◆ GIVEN TEXT:
Mental health is an issue that fairly regularly comes up for LAO and its clients. On July 19, for example, the Ontario Court of Appeal ruled in
R. v. Szostak, a case that considered a defendant’s bid to seek new counsel over concerns the lawyer had put the accused’s mental health at issue before the court without his consent.
In Szostak, defendant Henryk Szostak had been facing charges of criminal harassment and uttering a death threat. While Ontario Court Justice David Fairgrieve found him not criminally responsible, Szostak challenged that finding and argued the evidence didn’t make out the offence of criminal harassment.
Szostak had obtained legal assistance through LAO. At the opening of his trial in 2007 and in Szostak’s absence, defence counsel raised the issue of his client’s fitness to stand trial. The trial ultimately went ahead, but Fairgrieve later found Szostak not criminally responsible on account of a mental disorder.
Among his reasons for appealing the decision, Szostak raised concerns over his application to LAO to change his defence counsel. LAO had refused to do so. But in its ruling earlier this month, the appeal court declined to allow the appeal on this ground.
“The fact that legal aid refused to grant the application did not prevent the appellant from discharging his counsel,” wrote appeal court justice Marc Rosenberg on behalf of a three-judge panel.
“From defence counsel’s point of view, there was no breakdown of the relationship. There is no evidence that the appellant attempted to discharge defence counsel. Over the many succeeding dates when the case was before the trial judge, the appellant never told the judge that he wanted to discharge defence counsel.”
In the end, the appeal court dismissed Szostak’s appeal.
For Michael Davies, an Ottawa lawyer at Foord Davies LLP who often deals with mental health law, what’s key is that LAO make a “genuine, open attempt to see what they can improve” as it launches its review.
Among his concerns are the continuation of the certificate system for mental health matters rather than some sort of public defender model and that LAO maintain discretion over the fees in such cases. While Davies says LAO has been good in the past at allowing for discretionary fees in complicated cases that take longer than anticipated, the ongoing movement towards block fees has changed that. Instead, he notes LAO is now offering an additional block fee to lawyers taking on clients with mental health issues, something that may not always reflect the amount of work necessary on the file.
For its part, beyond announcing work on a new strategy, LAO says it has recently posted a job for a new policy counsel to develop and implement what comes out of it.
“There are a high number of people with mental health issues involved in the various aspect of the justice system,” says LAO spokesman Kristian Justesen. “It is important that Legal Aid Ontario services are sensitive to the needs of this highly vulnerable client group.”

◆ PROBLEM STATEMENT: Copy word for word the part of the article on Legal Aid Ontario and mental health that starts at "Among his reasons" and ends at "on this ground.". Work only from the article, using nothing beyond it.

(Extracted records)
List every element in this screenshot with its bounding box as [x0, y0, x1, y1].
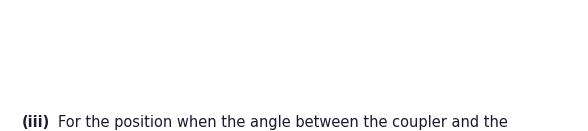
Text: For the position when the angle between the coupler and the: For the position when the angle between …: [58, 115, 508, 130]
Text: (iii): (iii): [22, 115, 50, 130]
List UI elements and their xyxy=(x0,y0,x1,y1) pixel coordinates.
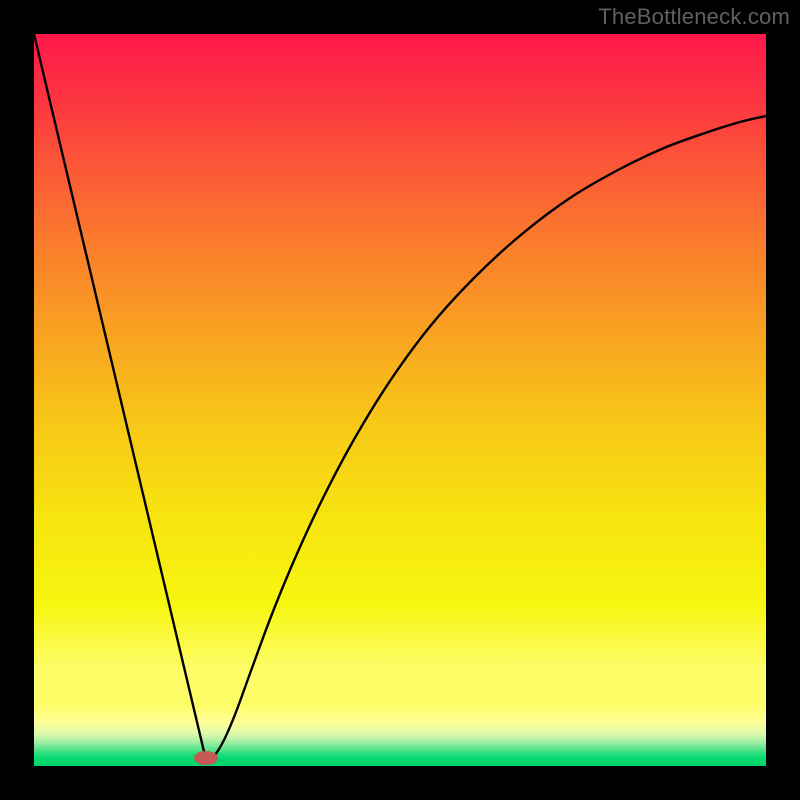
bottleneck-chart xyxy=(0,0,800,800)
chart-frame: TheBottleneck.com xyxy=(0,0,800,800)
chart-background-gradient xyxy=(34,34,766,766)
watermark-text: TheBottleneck.com xyxy=(598,4,790,30)
optimal-point-marker xyxy=(194,751,218,765)
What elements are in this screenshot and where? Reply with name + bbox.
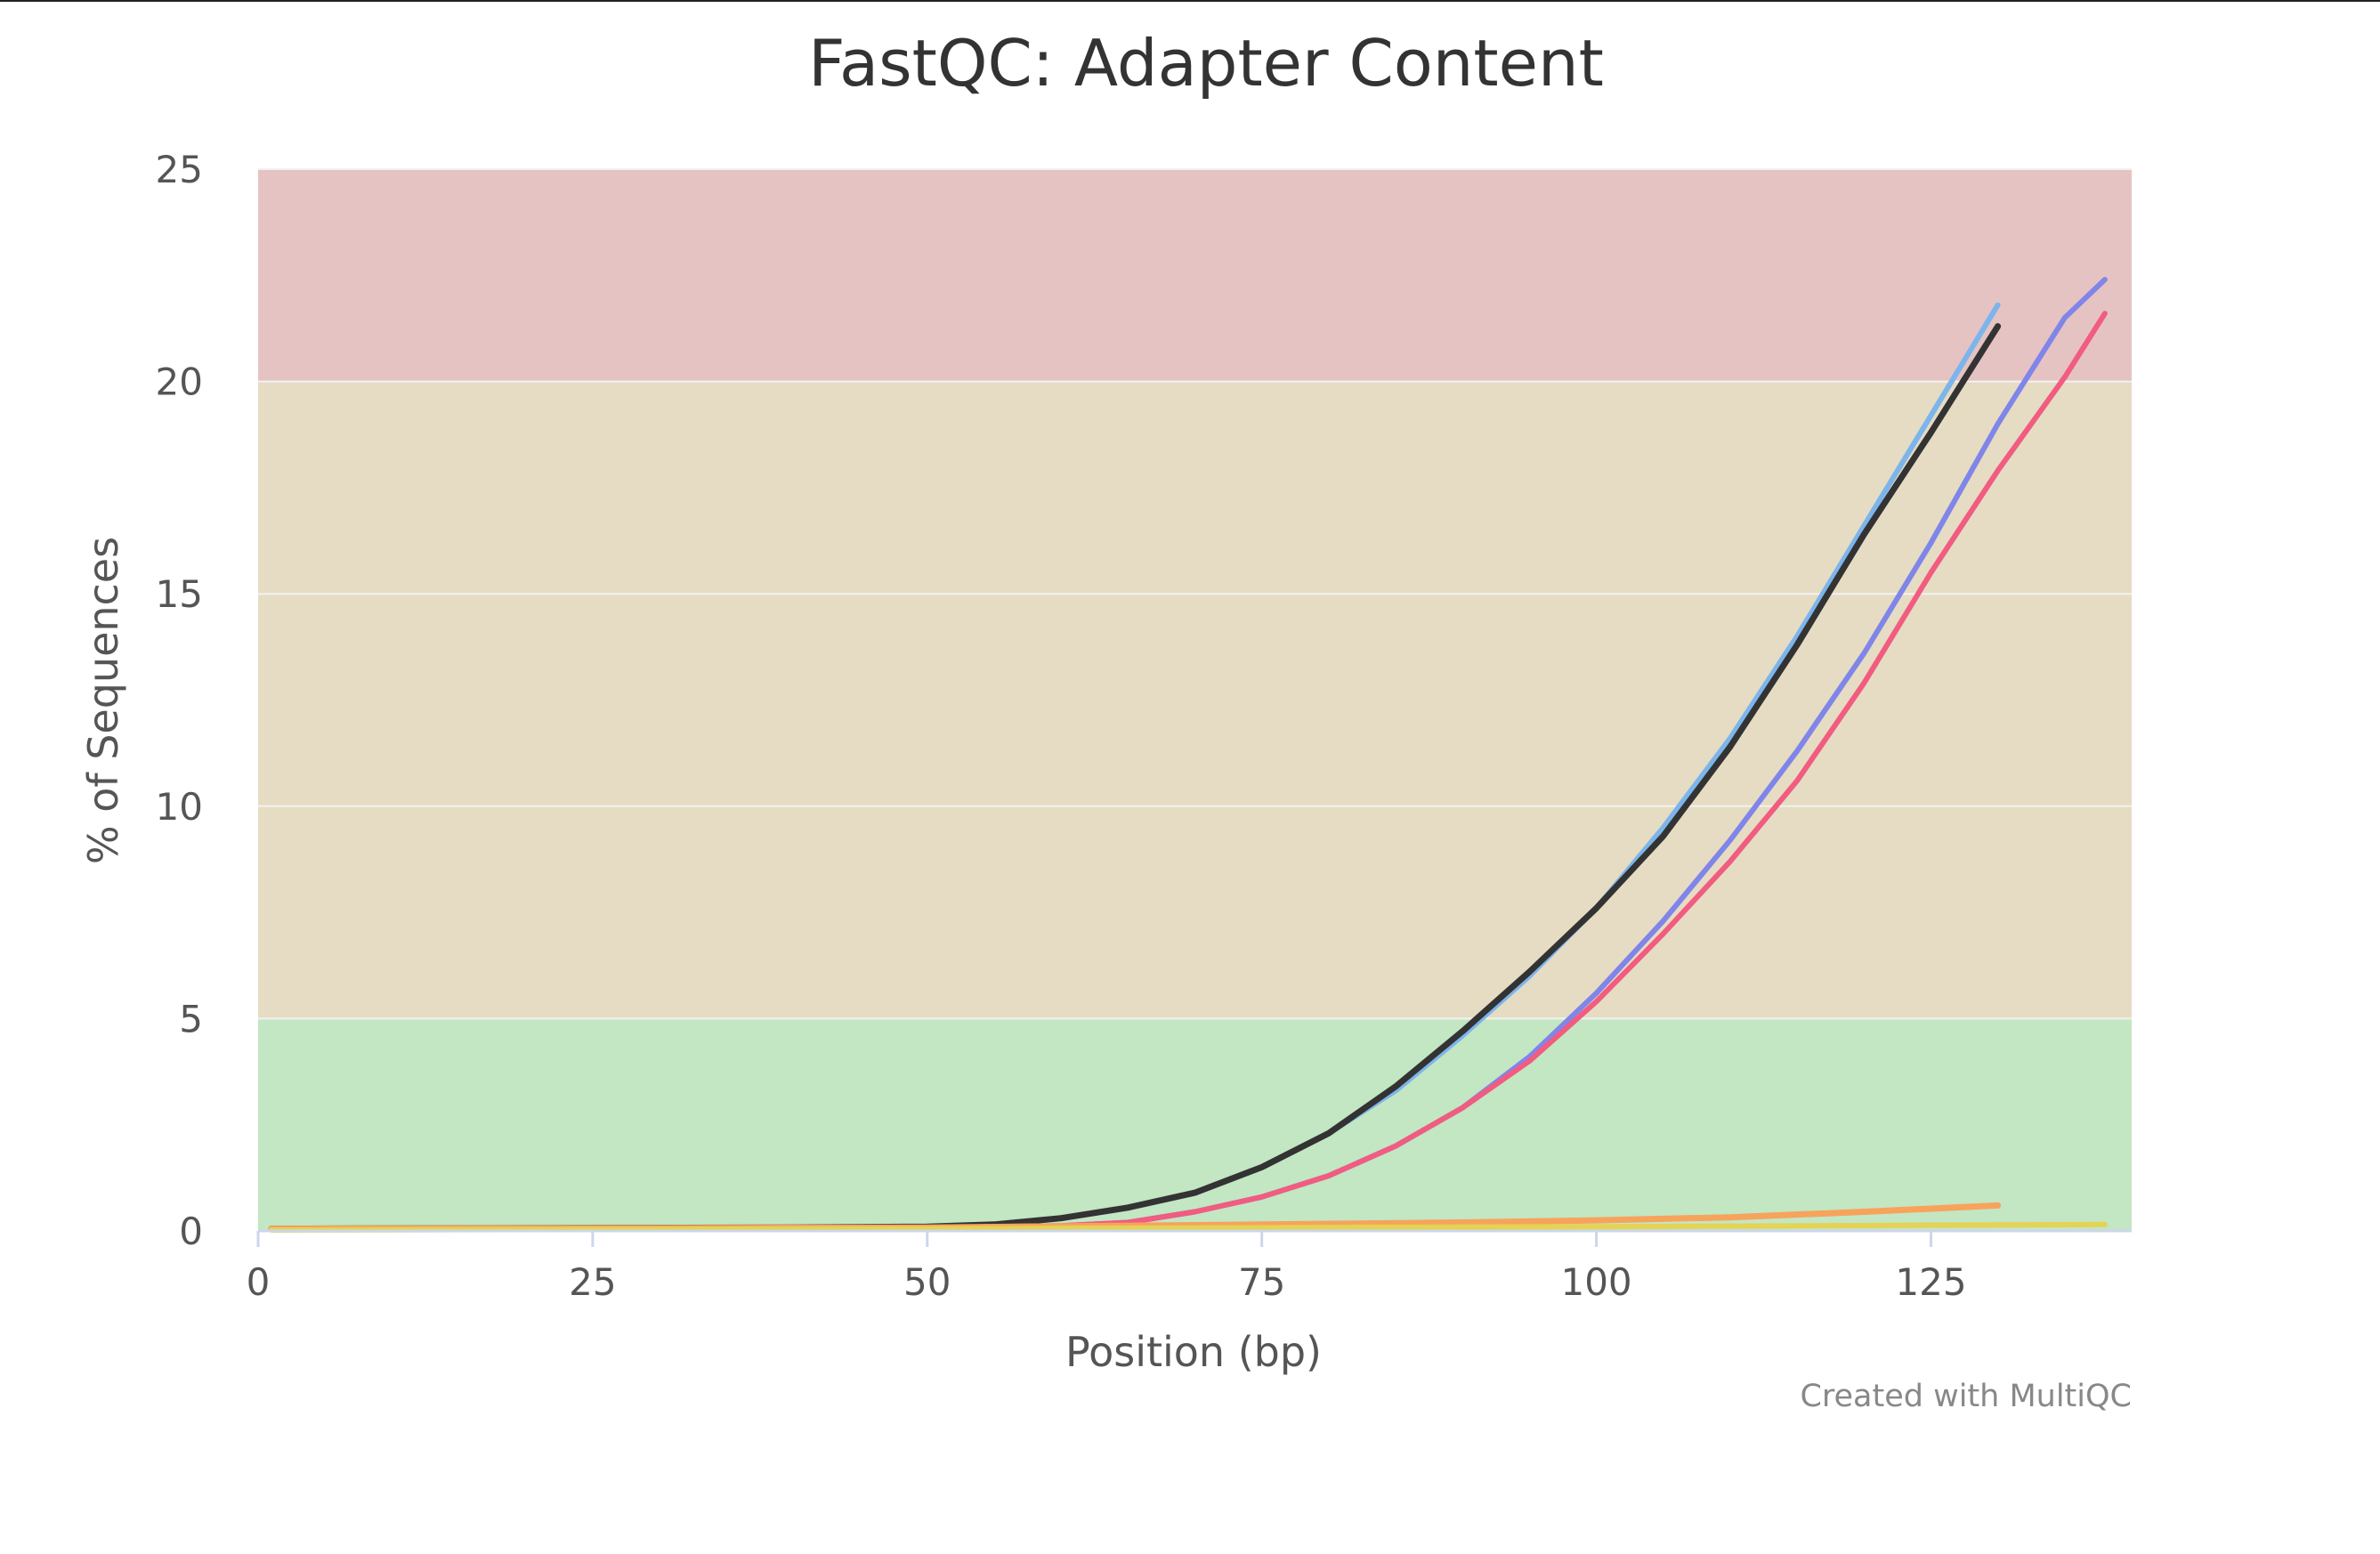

◆ FULL ANSWER:
Among his reasons for appealing the decision, Szostak raised concerns over his application to LAO to change his defence counsel. LAO had refused to do so. But in its ruling earlier this month, the appeal court declined to allow the appeal on this ground.